▶ PROBLEM REQUIREMENTS
Gather each line of the items below that contains the string "SYSTEM", and copy every such line in full.

--- START DATASET ---

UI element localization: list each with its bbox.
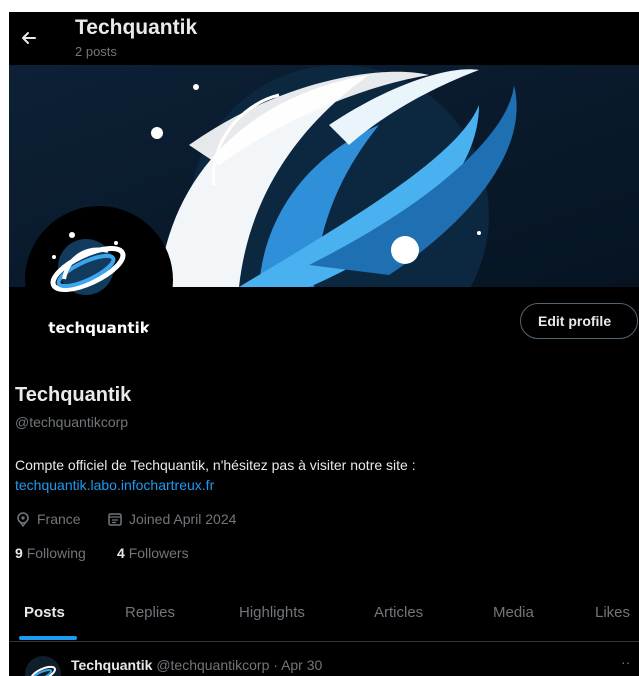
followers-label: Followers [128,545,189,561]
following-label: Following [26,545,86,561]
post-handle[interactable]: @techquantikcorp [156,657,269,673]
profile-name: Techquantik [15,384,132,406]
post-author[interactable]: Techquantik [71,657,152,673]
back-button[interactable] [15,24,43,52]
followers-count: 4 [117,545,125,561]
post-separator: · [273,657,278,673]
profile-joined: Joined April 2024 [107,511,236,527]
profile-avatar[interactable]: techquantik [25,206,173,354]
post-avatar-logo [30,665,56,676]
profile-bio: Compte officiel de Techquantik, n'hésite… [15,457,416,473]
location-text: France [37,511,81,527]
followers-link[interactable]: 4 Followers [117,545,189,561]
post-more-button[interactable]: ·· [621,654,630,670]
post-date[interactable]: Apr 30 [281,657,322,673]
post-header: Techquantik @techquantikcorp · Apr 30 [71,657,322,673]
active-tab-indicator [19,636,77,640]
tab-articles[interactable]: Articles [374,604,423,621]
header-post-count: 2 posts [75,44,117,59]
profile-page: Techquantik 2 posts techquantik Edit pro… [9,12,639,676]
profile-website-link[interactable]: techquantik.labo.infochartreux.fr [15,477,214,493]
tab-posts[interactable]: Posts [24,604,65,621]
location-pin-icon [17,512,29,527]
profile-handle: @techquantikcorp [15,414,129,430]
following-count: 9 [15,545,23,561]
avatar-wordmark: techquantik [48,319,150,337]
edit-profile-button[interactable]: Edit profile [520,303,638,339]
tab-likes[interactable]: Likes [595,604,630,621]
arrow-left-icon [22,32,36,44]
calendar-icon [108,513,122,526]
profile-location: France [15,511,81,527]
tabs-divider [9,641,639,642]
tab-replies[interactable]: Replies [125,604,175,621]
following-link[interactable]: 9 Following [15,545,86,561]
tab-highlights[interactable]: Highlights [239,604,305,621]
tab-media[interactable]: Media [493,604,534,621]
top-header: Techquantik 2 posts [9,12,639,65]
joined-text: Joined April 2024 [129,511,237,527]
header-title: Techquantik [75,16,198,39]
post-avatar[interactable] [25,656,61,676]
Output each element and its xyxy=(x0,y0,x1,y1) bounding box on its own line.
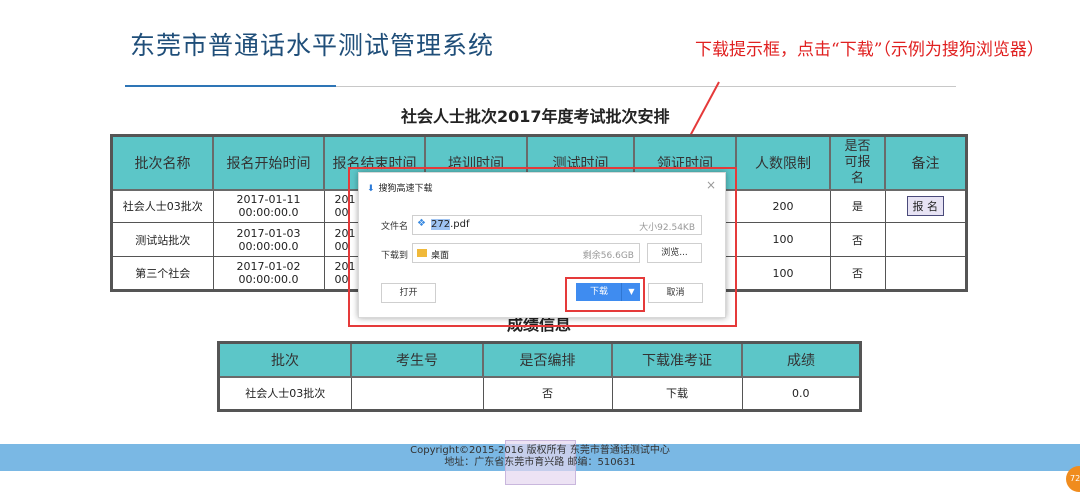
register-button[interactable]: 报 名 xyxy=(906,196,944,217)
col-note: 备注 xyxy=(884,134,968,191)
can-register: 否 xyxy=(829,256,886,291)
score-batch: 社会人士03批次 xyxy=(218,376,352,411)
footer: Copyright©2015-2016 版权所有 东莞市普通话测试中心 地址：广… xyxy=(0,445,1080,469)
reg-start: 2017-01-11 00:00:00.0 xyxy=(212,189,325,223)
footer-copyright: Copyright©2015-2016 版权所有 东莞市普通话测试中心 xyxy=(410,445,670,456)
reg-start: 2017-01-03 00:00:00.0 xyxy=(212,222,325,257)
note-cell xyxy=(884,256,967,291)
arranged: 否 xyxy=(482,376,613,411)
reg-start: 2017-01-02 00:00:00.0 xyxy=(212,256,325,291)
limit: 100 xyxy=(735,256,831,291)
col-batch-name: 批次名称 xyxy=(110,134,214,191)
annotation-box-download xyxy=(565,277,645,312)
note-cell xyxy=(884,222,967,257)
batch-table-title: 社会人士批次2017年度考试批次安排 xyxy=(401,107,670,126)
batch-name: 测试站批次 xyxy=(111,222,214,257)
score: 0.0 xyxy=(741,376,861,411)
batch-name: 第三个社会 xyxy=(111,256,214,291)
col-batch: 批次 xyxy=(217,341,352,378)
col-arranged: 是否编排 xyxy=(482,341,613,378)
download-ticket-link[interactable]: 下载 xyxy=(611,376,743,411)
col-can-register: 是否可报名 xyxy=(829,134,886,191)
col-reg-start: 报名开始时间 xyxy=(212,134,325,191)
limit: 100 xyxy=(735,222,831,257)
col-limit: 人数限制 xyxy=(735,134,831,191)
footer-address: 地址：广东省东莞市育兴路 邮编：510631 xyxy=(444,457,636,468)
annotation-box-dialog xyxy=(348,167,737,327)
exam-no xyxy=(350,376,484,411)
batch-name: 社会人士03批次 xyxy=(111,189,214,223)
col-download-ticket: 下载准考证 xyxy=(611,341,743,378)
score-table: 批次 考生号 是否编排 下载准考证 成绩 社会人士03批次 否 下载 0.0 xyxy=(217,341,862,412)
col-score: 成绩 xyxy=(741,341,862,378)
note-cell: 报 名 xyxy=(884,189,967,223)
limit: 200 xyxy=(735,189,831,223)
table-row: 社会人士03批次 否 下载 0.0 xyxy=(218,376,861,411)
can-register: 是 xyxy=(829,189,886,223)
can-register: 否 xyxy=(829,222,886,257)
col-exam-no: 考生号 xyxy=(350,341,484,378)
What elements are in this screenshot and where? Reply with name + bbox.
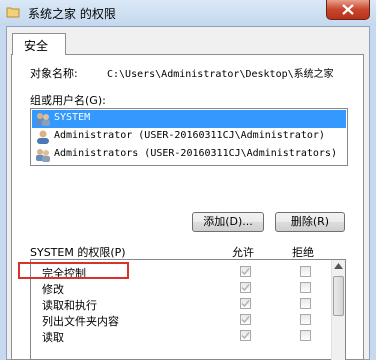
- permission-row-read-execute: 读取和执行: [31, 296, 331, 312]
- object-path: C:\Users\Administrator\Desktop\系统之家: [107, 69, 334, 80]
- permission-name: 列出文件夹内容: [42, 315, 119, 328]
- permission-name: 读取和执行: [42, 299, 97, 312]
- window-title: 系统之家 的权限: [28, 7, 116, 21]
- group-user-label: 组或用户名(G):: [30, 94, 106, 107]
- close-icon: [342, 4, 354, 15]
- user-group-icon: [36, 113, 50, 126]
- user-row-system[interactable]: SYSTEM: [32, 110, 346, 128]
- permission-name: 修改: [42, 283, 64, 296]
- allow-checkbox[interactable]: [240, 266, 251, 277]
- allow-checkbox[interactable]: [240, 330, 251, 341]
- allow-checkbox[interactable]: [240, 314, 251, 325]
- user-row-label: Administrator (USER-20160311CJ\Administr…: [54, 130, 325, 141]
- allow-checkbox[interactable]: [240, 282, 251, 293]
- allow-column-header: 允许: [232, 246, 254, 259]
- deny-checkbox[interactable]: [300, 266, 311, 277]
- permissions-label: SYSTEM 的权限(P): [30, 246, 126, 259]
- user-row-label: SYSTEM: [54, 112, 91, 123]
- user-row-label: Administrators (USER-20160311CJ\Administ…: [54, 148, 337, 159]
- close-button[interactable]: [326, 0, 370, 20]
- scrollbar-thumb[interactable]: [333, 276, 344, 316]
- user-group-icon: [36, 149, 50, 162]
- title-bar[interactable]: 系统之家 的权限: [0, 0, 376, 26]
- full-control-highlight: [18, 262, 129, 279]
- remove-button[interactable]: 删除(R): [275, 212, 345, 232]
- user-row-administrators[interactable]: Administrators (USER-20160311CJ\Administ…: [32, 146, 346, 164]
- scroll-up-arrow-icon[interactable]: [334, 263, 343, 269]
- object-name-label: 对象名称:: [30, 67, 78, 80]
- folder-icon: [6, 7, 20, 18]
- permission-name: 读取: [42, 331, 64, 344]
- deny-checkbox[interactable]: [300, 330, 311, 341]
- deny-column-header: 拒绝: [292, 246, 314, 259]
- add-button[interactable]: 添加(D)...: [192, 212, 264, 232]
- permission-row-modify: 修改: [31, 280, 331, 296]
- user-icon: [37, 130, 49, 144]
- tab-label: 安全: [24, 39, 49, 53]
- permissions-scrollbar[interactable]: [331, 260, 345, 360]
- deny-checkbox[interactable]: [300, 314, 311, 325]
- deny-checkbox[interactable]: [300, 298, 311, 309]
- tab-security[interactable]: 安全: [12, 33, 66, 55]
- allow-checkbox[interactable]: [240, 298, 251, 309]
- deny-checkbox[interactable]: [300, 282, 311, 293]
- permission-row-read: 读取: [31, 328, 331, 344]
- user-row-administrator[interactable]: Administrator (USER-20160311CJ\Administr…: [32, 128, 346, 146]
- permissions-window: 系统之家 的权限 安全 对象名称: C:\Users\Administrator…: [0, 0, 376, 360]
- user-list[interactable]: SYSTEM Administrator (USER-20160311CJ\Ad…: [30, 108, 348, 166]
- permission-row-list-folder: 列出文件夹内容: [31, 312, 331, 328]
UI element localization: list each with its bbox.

--- END DATASET ---

▶ SOLUTION TO THIS EXERCISE
- user-row-system[interactable]: SYSTEM: [32, 110, 346, 128]
- permissions-label: SYSTEM 的权限(P): [30, 246, 126, 259]
- user-row-label: SYSTEM: [54, 112, 91, 123]
- user-list[interactable]: SYSTEM Administrator (USER-20160311CJ\Ad…: [30, 108, 348, 166]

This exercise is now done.